**Description of the task**
Can you pull out each line of the data below that includes the word "this"?

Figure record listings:
◆ ◆ ◆ ◆

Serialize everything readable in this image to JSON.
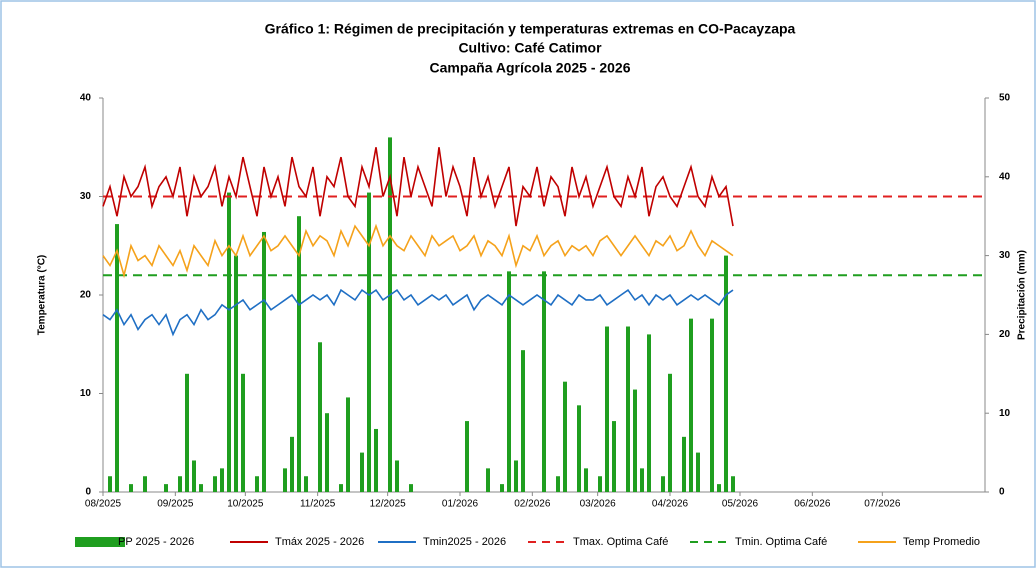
{
  "chart_data": {
    "type": "bar-line",
    "title": [
      "Gráfico 1:  Régimen de precipitación y temperaturas extremas en CO-Pacayzapa",
      "Cultivo: Café Catimor",
      "Campaña Agrícola 2025 - 2026"
    ],
    "y_label": "Temperatura (°C)",
    "y2_label": "Precipitación (mm)",
    "x": [
      0,
      3,
      6,
      9,
      12,
      15,
      18,
      21,
      24,
      27,
      30,
      33,
      36,
      39,
      42,
      45,
      48,
      51,
      54,
      57,
      60,
      63,
      66,
      69,
      72,
      75,
      78,
      81,
      84,
      87,
      90,
      93,
      96,
      99,
      102,
      105,
      108,
      111,
      114,
      117,
      120,
      123,
      126,
      129,
      132,
      135,
      138,
      141,
      144,
      147,
      150,
      153,
      156,
      159,
      162,
      165,
      168,
      171,
      174,
      177,
      180,
      183,
      186,
      189,
      192,
      195,
      198,
      201,
      204,
      207,
      210,
      213,
      216,
      219,
      222,
      225,
      228,
      231,
      234,
      237,
      240,
      243,
      246,
      249,
      252,
      255,
      258,
      261,
      264,
      267,
      270
    ],
    "xlim": [
      0,
      378
    ],
    "xticks": [
      {
        "value": 0,
        "label": "08/2025"
      },
      {
        "value": 31,
        "label": "09/2025"
      },
      {
        "value": 61,
        "label": "10/2025"
      },
      {
        "value": 92,
        "label": "11/2025"
      },
      {
        "value": 122,
        "label": "12/2025"
      },
      {
        "value": 153,
        "label": "01/2026"
      },
      {
        "value": 184,
        "label": "02/2026"
      },
      {
        "value": 212,
        "label": "03/2026"
      },
      {
        "value": 243,
        "label": "04/2026"
      },
      {
        "value": 273,
        "label": "05/2026"
      },
      {
        "value": 304,
        "label": "06/2026"
      },
      {
        "value": 334,
        "label": "07/2026"
      }
    ],
    "ylim": [
      0,
      40
    ],
    "yticks": [
      0,
      10,
      20,
      30,
      40
    ],
    "y2lim": [
      0,
      50
    ],
    "y2ticks": [
      0,
      10,
      20,
      30,
      40,
      50
    ],
    "series": [
      {
        "name": "PP 2025 - 2026",
        "type": "bar",
        "axis": "y2",
        "color": "#1f9e1f",
        "values": [
          0,
          2,
          34,
          0,
          1,
          0,
          2,
          0,
          0,
          1,
          0,
          2,
          15,
          4,
          1,
          0,
          2,
          3,
          38,
          30,
          15,
          0,
          2,
          33,
          0,
          0,
          3,
          7,
          35,
          2,
          0,
          19,
          10,
          0,
          1,
          12,
          0,
          5,
          38,
          8,
          0,
          45,
          4,
          0,
          1,
          0,
          0,
          0,
          0,
          0,
          0,
          0,
          9,
          0,
          0,
          3,
          0,
          1,
          28,
          4,
          18,
          0,
          0,
          28,
          0,
          2,
          14,
          0,
          11,
          3,
          0,
          2,
          21,
          9,
          0,
          21,
          13,
          3,
          20,
          0,
          2,
          15,
          0,
          7,
          22,
          5,
          0,
          22,
          1,
          30,
          2
        ]
      },
      {
        "name": "Tmáx 2025 - 2026",
        "type": "line",
        "color": "#c00000",
        "values": [
          29,
          31,
          28,
          32,
          30,
          31,
          33,
          29,
          31,
          32,
          30,
          33,
          28,
          32,
          30,
          31,
          33,
          29,
          32,
          30,
          34,
          31,
          28,
          33,
          30,
          32,
          29,
          34,
          31,
          30,
          33,
          28,
          32,
          31,
          34,
          30,
          29,
          33,
          31,
          35,
          30,
          32,
          28,
          34,
          30,
          33,
          31,
          29,
          35,
          30,
          33,
          31,
          28,
          34,
          30,
          32,
          29,
          31,
          33,
          27,
          31,
          30,
          33,
          29,
          32,
          31,
          28,
          33,
          30,
          32,
          29,
          31,
          33,
          30,
          29,
          32,
          30,
          33,
          28,
          31,
          32,
          30,
          29,
          31,
          33,
          30,
          29,
          32,
          30,
          31,
          27
        ]
      },
      {
        "name": "Tmin2025 - 2026",
        "type": "line",
        "color": "#1f6fc4",
        "values": [
          18,
          17.5,
          18.5,
          17,
          18,
          16.5,
          17.5,
          18,
          17,
          18,
          16,
          17.5,
          18,
          17,
          18.5,
          17.5,
          18,
          19,
          18.5,
          19,
          19.5,
          18.5,
          19,
          19.5,
          18.5,
          19,
          19.5,
          20,
          19,
          19.5,
          20,
          19.5,
          20,
          19,
          20.5,
          20,
          19.5,
          20.5,
          20,
          20.5,
          19.5,
          20,
          20.5,
          19.5,
          20,
          19,
          19.5,
          20,
          19.5,
          20,
          19,
          19.5,
          20,
          18.5,
          19.5,
          20,
          19.5,
          19,
          20,
          19.5,
          19,
          19.5,
          20,
          19.5,
          19,
          20,
          19.5,
          19,
          20,
          19.5,
          19.5,
          20,
          19,
          19.5,
          20,
          20.5,
          19.5,
          20,
          19,
          20,
          19.5,
          20,
          19,
          19.5,
          20,
          19.5,
          20,
          19.5,
          19,
          20,
          20.5
        ]
      },
      {
        "name": "Temp Promedio",
        "type": "line",
        "color": "#f5a21b",
        "values": [
          24,
          23,
          24.5,
          22,
          25,
          23.5,
          24,
          23,
          25,
          24,
          23,
          24.5,
          22.5,
          25,
          24,
          23,
          25.5,
          24,
          25,
          24,
          26,
          24,
          25,
          26,
          24.5,
          25,
          26,
          25,
          24,
          26.5,
          25,
          26,
          25.5,
          24,
          26.5,
          25,
          27,
          26,
          25,
          27,
          25,
          26,
          25,
          24.5,
          26,
          25,
          24,
          26,
          25,
          25.5,
          26,
          24.5,
          25,
          26,
          24,
          25.5,
          25,
          24,
          26,
          23,
          25,
          24.5,
          26,
          24,
          25,
          25.5,
          24,
          25,
          24.5,
          25,
          24,
          25.5,
          26,
          25,
          24,
          25,
          26,
          25,
          24,
          25.5,
          25,
          26,
          24.5,
          25,
          26.5,
          25,
          24,
          25.5,
          25,
          24.5,
          24
        ]
      }
    ],
    "reference_lines": [
      {
        "name": "Tmax. Optima Café",
        "value": 30,
        "color": "#e02020"
      },
      {
        "name": "Tmin. Optima Café",
        "value": 22,
        "color": "#1f9e1f"
      }
    ]
  }
}
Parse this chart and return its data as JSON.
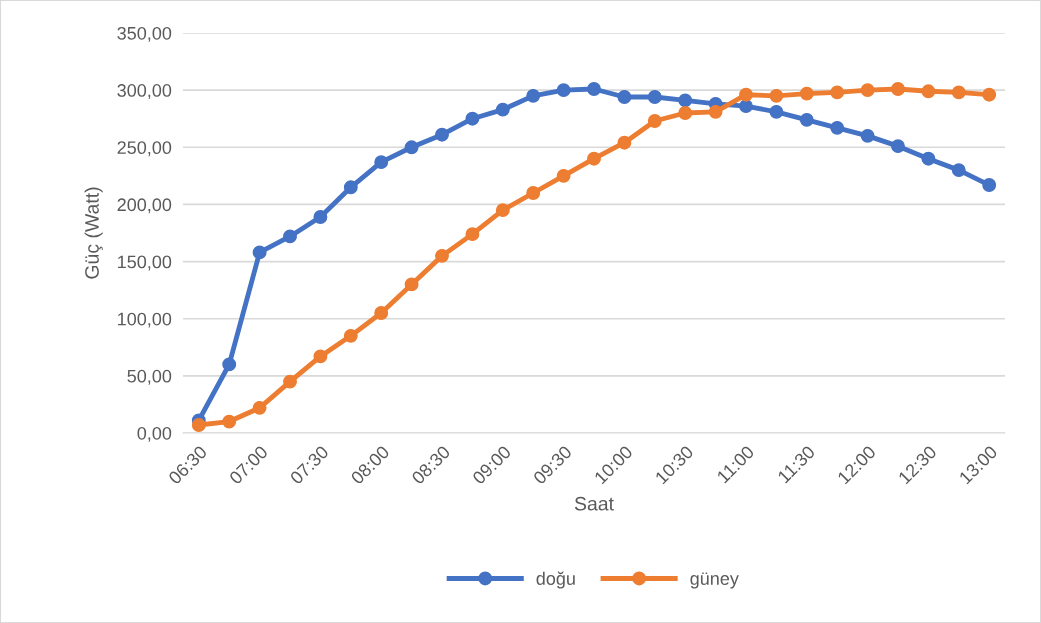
{
  "chart_data": {
    "type": "line",
    "xlabel": "Saat",
    "ylabel": "Güç (Watt)",
    "x": [
      6.5,
      6.75,
      7,
      7.25,
      7.5,
      7.75,
      8,
      8.25,
      8.5,
      8.75,
      9,
      9.25,
      9.5,
      9.75,
      10,
      10.25,
      10.5,
      10.75,
      11,
      11.25,
      11.5,
      11.75,
      12,
      12.25,
      12.5,
      12.75,
      13
    ],
    "series": [
      {
        "name": "doğu",
        "color": "#4472c4",
        "values": [
          11,
          60,
          158,
          172,
          189,
          215,
          237,
          250,
          261,
          275,
          283,
          295,
          300,
          301,
          294,
          294,
          291,
          288,
          286,
          281,
          274,
          267,
          260,
          251,
          240,
          230,
          217
        ]
      },
      {
        "name": "güney",
        "color": "#ed7d31",
        "values": [
          7,
          10,
          22,
          45,
          67,
          85,
          105,
          130,
          155,
          174,
          195,
          210,
          225,
          240,
          254,
          273,
          280,
          281,
          296,
          295,
          297,
          298,
          300,
          301,
          299,
          298,
          296
        ]
      }
    ],
    "xlim": [
      6.37,
      13.13
    ],
    "xticks": [
      {
        "value": 6.5,
        "label": "06:30"
      },
      {
        "value": 7,
        "label": "07:00"
      },
      {
        "value": 7.5,
        "label": "07:30"
      },
      {
        "value": 8,
        "label": "08:00"
      },
      {
        "value": 8.5,
        "label": "08:30"
      },
      {
        "value": 9,
        "label": "09:00"
      },
      {
        "value": 9.5,
        "label": "09:30"
      },
      {
        "value": 10,
        "label": "10:00"
      },
      {
        "value": 10.5,
        "label": "10:30"
      },
      {
        "value": 11,
        "label": "11:00"
      },
      {
        "value": 11.5,
        "label": "11:30"
      },
      {
        "value": 12,
        "label": "12:00"
      },
      {
        "value": 12.5,
        "label": "12:30"
      },
      {
        "value": 13,
        "label": "13:00"
      }
    ],
    "ylim": [
      0,
      350
    ],
    "yticks": [
      {
        "value": 0,
        "label": "0,00"
      },
      {
        "value": 50,
        "label": "50,00"
      },
      {
        "value": 100,
        "label": "100,00"
      },
      {
        "value": 150,
        "label": "150,00"
      },
      {
        "value": 200,
        "label": "200,00"
      },
      {
        "value": 250,
        "label": "250,00"
      },
      {
        "value": 300,
        "label": "300,00"
      },
      {
        "value": 350,
        "label": "350,00"
      }
    ],
    "grid": "y",
    "legend": "bottom",
    "marker": "circle",
    "line_style": "solid"
  }
}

◆ ◆ ◆ ◆

**Reply to the exercise**
Serialize everything readable in this image to JSON.
Parse this chart and return its data as JSON.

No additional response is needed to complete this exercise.